#### Your instructions:
Work out how many lines in the data hold the word "JSON", and reply with that number only.

#### Records supplied:
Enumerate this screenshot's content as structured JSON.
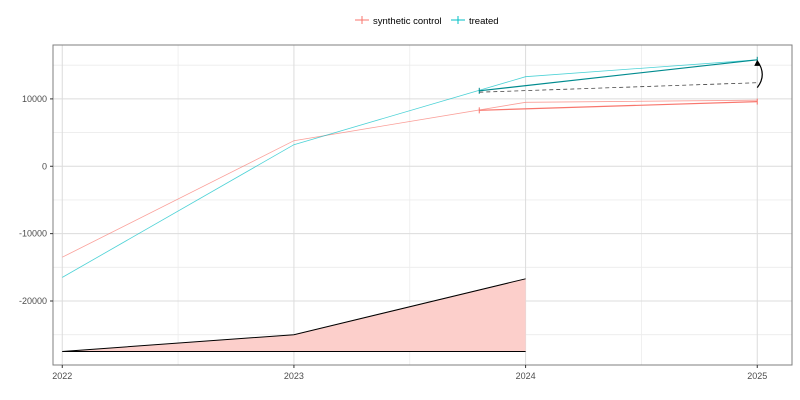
{
  "chart_data": {
    "type": "line",
    "title": "",
    "xlabel": "",
    "ylabel": "",
    "xlim": [
      2021.96,
      2025.15
    ],
    "ylim": [
      -29500,
      18000
    ],
    "x_ticks": [
      2022,
      2023,
      2024,
      2025
    ],
    "x_tick_labels": [
      "2022",
      "2023",
      "2024",
      "2025"
    ],
    "y_ticks": [
      -20000,
      -10000,
      0,
      10000
    ],
    "y_tick_labels": [
      "-20000",
      "-10000",
      "0",
      "10000"
    ],
    "grid": true,
    "legend_position": "top",
    "colors": {
      "synthetic_control": "#F8766D",
      "treated": "#00BFC4",
      "effect_fill": "#FCCFCB",
      "annotation": "#000000",
      "grid_major": "#dcdcdc",
      "grid_minor": "#ececec",
      "panel_border": "#7f7f7f"
    },
    "series": [
      {
        "name": "synthetic control",
        "x": [
          2022,
          2023,
          2024,
          2025
        ],
        "values": [
          -13500,
          3800,
          9500,
          9800
        ]
      },
      {
        "name": "treated",
        "x": [
          2022,
          2023,
          2024,
          2025
        ],
        "values": [
          -16500,
          3200,
          13300,
          15800
        ]
      }
    ],
    "post_period_lines": {
      "synthetic_control": {
        "x": [
          2023.8,
          2025
        ],
        "values": [
          8300,
          9600
        ]
      },
      "treated": {
        "x": [
          2023.8,
          2025
        ],
        "values": [
          11200,
          15800
        ]
      },
      "counterfactual_dashed": {
        "x": [
          2023.8,
          2025
        ],
        "values": [
          11000,
          12400
        ]
      }
    },
    "effect_area": {
      "x": [
        2022,
        2023,
        2024
      ],
      "lower": [
        -27500,
        -27500,
        -27500
      ],
      "upper": [
        -27500,
        -25000,
        -16700
      ]
    }
  }
}
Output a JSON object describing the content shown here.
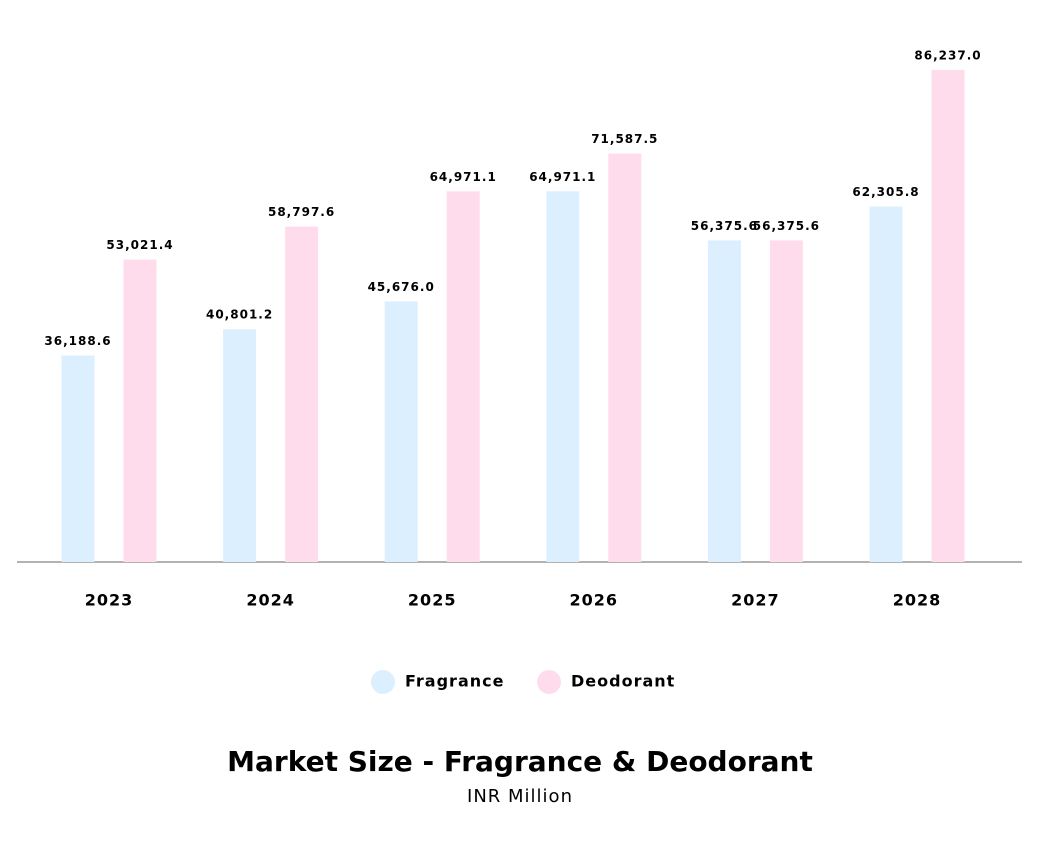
{
  "chart_data": {
    "type": "bar",
    "title": "Market Size - Fragrance & Deodorant",
    "subtitle": "INR Million",
    "categories": [
      "2023",
      "2024",
      "2025",
      "2026",
      "2027",
      "2028"
    ],
    "series": [
      {
        "name": "Fragrance",
        "color": "#dcefff",
        "values": [
          36188.6,
          40801.2,
          45676.0,
          64971.1,
          56375.6,
          62305.8
        ],
        "value_labels": [
          "36,188.6",
          "40,801.2",
          "45,676.0",
          "64,971.1",
          "56,375.6",
          "62,305.8"
        ]
      },
      {
        "name": "Deodorant",
        "color": "#ffdcec",
        "values": [
          53021.4,
          58797.6,
          64971.1,
          71587.5,
          56375.6,
          86237.0
        ],
        "value_labels": [
          "53,021.4",
          "58,797.6",
          "64,971.1",
          "71,587.5",
          "56,375.6",
          "86,237.0"
        ]
      }
    ]
  }
}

#### Full solution:
2